→ What is expected
Give only the count of lines containing "Output".

☆ ☆ ☆

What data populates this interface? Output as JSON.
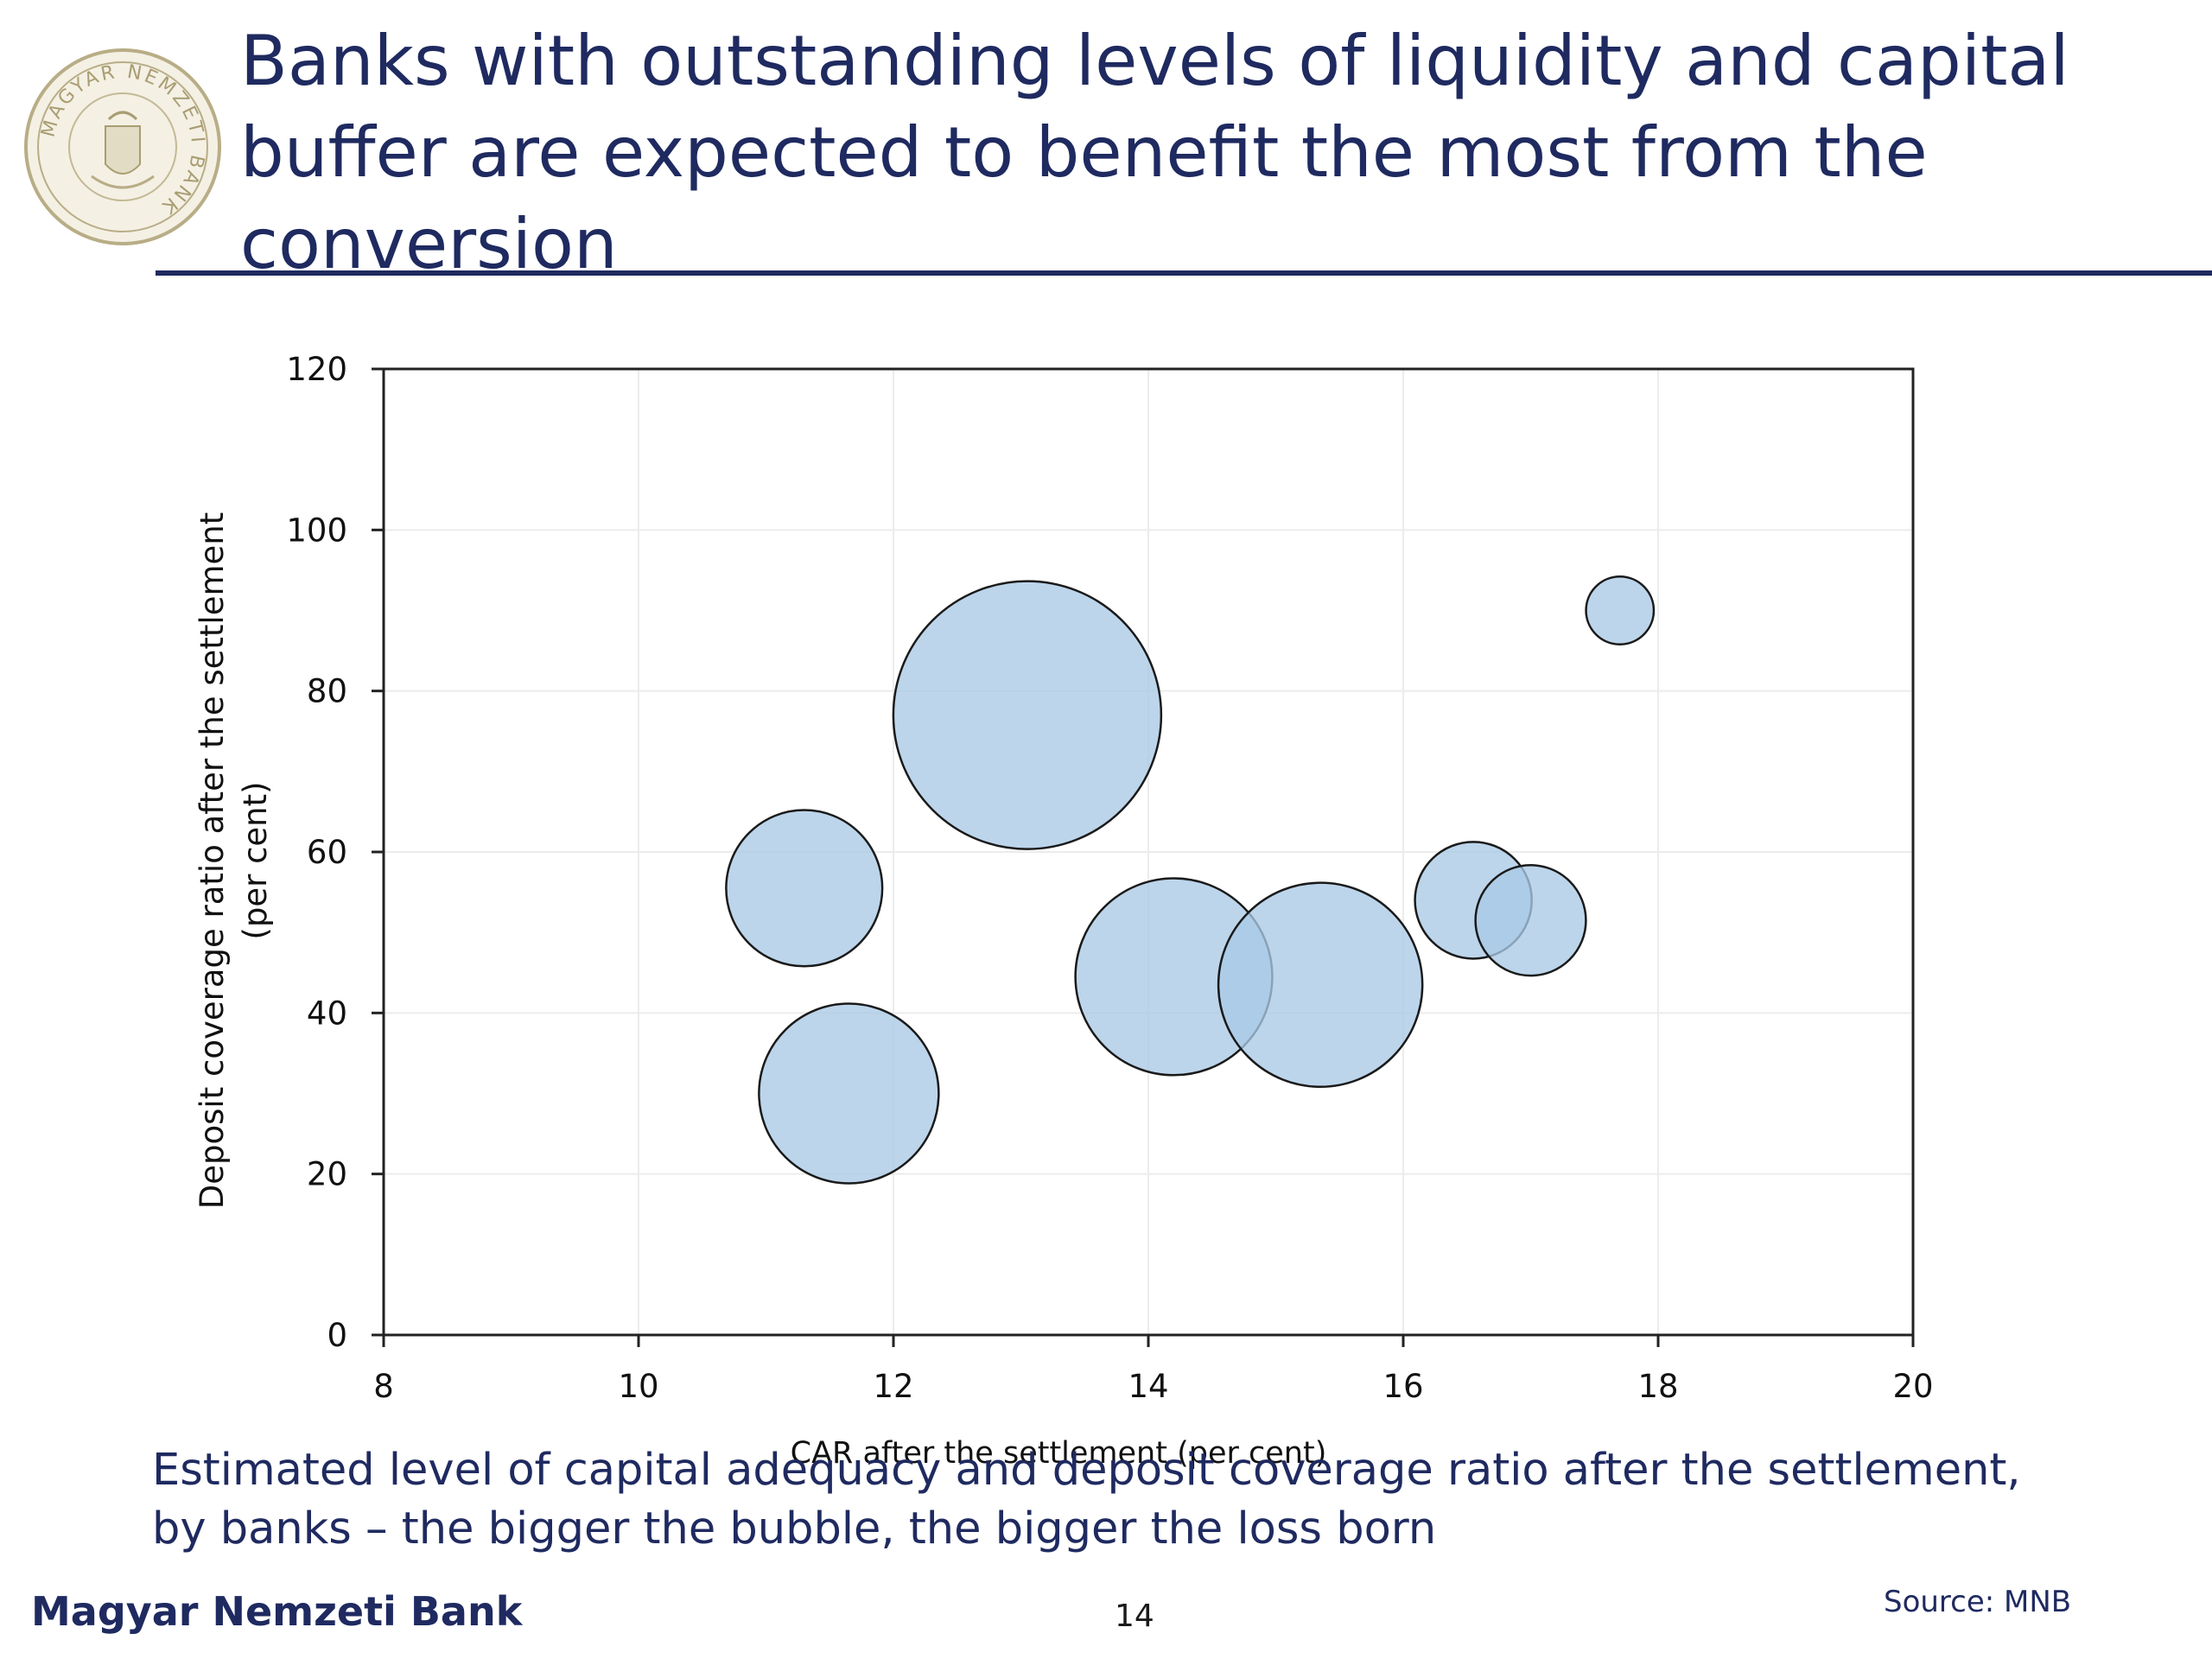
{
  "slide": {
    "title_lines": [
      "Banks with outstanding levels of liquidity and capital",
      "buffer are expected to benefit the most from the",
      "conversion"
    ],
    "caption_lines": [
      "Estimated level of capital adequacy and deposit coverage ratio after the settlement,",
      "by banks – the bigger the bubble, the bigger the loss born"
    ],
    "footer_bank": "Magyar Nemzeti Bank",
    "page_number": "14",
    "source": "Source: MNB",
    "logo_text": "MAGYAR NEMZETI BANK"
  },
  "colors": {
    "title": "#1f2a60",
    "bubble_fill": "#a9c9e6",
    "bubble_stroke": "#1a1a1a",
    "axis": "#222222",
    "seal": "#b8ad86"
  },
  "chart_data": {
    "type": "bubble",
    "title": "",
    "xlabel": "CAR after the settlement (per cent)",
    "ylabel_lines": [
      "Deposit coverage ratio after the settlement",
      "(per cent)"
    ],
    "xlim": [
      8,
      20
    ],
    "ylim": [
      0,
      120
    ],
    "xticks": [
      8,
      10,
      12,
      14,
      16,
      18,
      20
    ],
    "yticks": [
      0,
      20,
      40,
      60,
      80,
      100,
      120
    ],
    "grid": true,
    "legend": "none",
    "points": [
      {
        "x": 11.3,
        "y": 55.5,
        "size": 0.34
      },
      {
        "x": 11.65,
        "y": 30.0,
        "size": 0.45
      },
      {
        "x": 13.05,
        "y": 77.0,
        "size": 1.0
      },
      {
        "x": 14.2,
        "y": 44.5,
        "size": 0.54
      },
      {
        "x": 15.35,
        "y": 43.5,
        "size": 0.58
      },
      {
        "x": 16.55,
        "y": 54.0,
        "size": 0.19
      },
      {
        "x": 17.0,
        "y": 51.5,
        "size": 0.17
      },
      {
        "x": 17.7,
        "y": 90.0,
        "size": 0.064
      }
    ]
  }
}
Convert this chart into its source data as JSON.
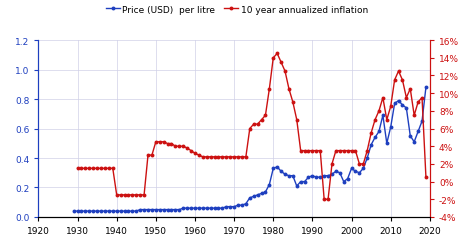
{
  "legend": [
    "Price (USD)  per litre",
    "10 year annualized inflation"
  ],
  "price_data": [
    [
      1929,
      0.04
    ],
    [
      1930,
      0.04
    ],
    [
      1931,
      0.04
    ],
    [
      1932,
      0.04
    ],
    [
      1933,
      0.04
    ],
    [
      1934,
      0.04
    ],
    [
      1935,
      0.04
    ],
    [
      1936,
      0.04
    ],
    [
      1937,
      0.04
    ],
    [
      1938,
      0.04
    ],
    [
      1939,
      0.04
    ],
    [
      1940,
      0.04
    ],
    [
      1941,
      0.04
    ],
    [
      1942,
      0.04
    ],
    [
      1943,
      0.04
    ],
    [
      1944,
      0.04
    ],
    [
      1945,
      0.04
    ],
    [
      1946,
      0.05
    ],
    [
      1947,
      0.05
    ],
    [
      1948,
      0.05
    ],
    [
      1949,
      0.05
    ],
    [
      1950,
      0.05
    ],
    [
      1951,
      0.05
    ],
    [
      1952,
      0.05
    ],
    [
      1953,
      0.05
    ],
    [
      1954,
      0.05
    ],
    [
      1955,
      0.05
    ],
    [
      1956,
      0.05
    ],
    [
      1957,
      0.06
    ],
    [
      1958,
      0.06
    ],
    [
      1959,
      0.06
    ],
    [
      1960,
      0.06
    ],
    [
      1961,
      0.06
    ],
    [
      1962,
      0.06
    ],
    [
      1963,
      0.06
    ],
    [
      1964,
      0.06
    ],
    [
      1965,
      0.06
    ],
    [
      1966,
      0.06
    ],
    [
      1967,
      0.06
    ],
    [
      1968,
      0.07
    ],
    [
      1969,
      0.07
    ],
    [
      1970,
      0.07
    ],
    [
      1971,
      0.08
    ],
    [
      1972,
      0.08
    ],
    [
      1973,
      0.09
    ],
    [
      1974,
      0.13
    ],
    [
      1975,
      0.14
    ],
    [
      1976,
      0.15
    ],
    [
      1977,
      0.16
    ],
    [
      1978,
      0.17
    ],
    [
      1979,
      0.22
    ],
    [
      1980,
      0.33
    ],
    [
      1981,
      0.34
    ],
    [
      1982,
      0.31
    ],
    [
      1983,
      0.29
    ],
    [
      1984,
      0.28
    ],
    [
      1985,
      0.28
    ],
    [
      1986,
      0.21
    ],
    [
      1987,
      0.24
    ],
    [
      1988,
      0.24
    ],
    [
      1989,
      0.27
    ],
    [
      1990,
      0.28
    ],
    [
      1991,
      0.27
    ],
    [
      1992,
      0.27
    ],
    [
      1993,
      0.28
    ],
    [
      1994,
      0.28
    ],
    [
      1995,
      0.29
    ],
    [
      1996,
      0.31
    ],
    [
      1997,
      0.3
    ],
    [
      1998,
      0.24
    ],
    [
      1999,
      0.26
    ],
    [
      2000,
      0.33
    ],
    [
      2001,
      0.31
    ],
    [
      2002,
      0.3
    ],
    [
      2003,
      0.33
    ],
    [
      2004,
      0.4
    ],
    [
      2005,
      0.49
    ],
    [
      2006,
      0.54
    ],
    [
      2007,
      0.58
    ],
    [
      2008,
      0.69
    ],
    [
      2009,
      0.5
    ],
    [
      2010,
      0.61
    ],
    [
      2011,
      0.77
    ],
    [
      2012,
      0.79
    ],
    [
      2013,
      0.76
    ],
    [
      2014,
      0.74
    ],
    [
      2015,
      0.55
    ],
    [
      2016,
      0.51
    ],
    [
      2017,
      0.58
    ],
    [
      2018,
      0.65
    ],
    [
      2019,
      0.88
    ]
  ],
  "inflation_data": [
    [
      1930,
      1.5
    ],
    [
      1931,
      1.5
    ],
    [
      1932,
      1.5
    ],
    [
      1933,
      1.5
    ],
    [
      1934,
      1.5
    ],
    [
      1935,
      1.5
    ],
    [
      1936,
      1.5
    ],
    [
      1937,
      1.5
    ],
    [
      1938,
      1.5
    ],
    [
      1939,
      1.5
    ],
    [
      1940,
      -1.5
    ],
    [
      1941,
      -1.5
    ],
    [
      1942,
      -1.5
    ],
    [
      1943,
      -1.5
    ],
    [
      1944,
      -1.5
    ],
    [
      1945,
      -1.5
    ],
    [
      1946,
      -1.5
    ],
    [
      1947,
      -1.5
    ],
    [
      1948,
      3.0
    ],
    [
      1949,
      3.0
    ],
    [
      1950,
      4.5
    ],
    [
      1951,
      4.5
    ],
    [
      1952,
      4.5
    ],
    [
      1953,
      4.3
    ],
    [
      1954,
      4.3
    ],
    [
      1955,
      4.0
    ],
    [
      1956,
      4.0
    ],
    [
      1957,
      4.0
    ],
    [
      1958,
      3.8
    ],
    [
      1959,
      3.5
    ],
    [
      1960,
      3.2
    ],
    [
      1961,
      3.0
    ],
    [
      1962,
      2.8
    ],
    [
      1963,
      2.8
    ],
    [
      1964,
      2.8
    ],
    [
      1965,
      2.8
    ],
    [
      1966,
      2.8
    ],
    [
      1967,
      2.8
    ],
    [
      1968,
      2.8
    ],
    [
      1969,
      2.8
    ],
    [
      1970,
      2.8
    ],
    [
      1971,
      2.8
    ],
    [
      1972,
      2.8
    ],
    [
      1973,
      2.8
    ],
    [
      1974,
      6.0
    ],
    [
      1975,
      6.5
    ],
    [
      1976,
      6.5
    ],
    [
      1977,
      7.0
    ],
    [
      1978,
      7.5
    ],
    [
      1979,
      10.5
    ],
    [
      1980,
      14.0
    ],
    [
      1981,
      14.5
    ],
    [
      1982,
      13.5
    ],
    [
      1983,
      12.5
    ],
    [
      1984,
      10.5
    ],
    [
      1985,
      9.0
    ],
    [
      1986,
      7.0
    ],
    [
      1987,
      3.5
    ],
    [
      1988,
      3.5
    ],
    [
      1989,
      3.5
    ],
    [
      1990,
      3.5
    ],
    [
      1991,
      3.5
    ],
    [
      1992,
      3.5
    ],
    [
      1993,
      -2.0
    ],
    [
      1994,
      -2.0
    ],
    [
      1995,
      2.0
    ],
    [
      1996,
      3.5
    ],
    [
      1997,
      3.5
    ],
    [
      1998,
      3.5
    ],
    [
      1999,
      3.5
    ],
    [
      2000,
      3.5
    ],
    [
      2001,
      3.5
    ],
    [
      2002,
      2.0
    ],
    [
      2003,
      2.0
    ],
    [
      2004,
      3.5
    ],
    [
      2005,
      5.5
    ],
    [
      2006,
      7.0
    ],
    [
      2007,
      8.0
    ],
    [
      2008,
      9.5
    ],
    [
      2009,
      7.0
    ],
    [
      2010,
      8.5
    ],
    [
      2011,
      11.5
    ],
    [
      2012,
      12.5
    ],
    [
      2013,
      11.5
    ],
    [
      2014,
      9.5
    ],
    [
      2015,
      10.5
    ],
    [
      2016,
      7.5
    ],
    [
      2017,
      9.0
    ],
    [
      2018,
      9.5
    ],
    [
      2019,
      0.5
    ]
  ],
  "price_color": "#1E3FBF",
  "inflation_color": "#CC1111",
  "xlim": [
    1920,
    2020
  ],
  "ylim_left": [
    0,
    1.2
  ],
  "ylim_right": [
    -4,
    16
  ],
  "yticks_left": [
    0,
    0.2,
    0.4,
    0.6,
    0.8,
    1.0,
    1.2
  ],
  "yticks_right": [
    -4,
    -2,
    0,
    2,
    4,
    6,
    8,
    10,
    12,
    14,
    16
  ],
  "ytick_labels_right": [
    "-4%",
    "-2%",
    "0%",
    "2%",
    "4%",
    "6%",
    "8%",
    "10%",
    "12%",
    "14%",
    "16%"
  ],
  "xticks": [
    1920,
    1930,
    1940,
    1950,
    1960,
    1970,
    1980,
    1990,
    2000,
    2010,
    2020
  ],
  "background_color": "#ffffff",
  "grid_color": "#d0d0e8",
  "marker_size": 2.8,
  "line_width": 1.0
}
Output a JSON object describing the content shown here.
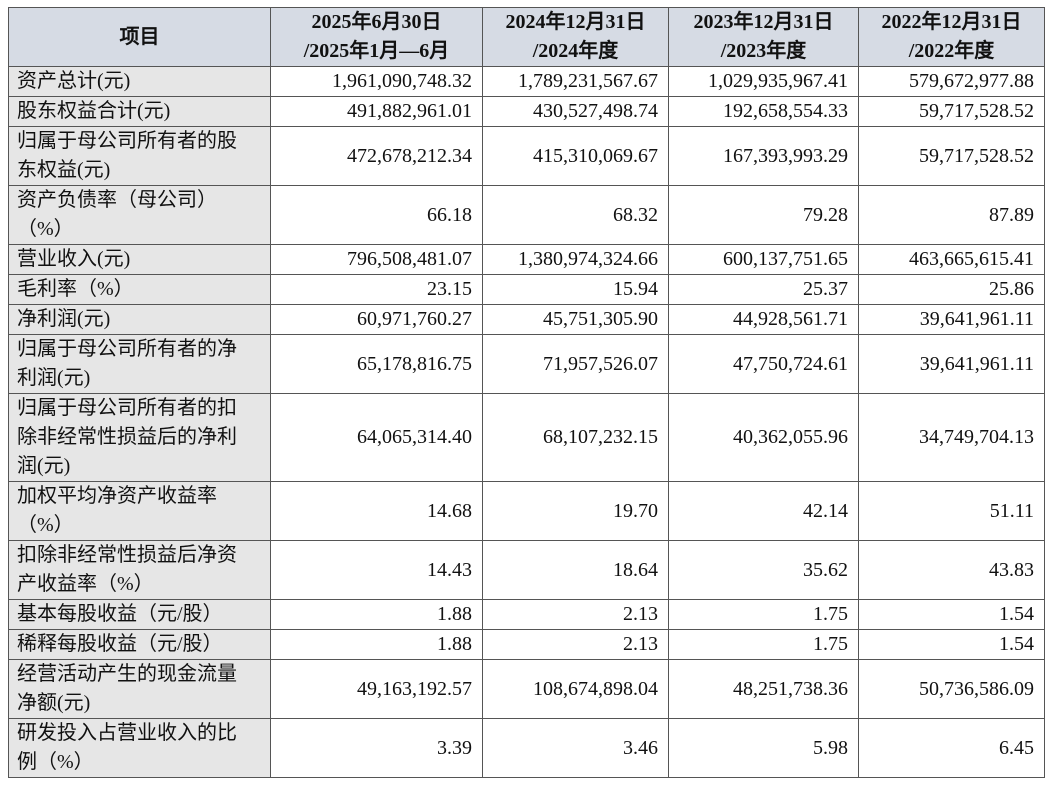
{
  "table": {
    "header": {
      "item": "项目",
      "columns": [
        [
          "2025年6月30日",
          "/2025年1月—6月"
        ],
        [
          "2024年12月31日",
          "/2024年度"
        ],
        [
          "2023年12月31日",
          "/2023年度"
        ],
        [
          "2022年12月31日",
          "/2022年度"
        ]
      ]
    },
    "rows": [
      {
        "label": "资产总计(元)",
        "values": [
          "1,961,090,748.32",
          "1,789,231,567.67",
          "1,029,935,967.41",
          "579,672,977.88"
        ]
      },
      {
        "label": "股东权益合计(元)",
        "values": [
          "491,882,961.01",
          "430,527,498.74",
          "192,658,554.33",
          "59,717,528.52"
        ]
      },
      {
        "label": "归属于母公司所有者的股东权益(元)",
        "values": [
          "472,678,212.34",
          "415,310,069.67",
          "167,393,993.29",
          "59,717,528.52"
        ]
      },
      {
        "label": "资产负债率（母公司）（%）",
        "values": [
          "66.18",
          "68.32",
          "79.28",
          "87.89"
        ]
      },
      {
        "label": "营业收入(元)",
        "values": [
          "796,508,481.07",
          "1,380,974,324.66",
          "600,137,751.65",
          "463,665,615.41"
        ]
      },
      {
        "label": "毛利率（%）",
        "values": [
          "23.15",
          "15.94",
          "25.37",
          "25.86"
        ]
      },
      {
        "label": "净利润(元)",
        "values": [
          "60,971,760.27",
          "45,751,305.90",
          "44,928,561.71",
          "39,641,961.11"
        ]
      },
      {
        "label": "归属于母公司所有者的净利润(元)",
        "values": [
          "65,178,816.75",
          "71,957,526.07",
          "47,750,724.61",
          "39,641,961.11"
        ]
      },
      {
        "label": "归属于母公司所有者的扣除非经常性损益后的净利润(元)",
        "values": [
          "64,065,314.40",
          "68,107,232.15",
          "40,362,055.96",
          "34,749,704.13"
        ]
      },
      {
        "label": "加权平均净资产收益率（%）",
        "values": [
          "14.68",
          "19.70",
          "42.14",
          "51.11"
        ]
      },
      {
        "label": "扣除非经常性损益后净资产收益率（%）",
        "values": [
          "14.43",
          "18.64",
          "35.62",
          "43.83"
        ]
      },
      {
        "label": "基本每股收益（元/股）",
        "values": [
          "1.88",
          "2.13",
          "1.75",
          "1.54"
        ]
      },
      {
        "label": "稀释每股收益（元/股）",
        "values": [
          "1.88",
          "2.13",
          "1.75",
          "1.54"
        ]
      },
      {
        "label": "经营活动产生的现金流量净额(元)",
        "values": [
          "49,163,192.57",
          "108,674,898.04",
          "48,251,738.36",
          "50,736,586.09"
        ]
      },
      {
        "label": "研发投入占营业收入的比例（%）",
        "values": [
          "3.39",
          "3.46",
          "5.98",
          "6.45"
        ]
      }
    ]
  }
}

☆ ☆ ☆

→ Reply
2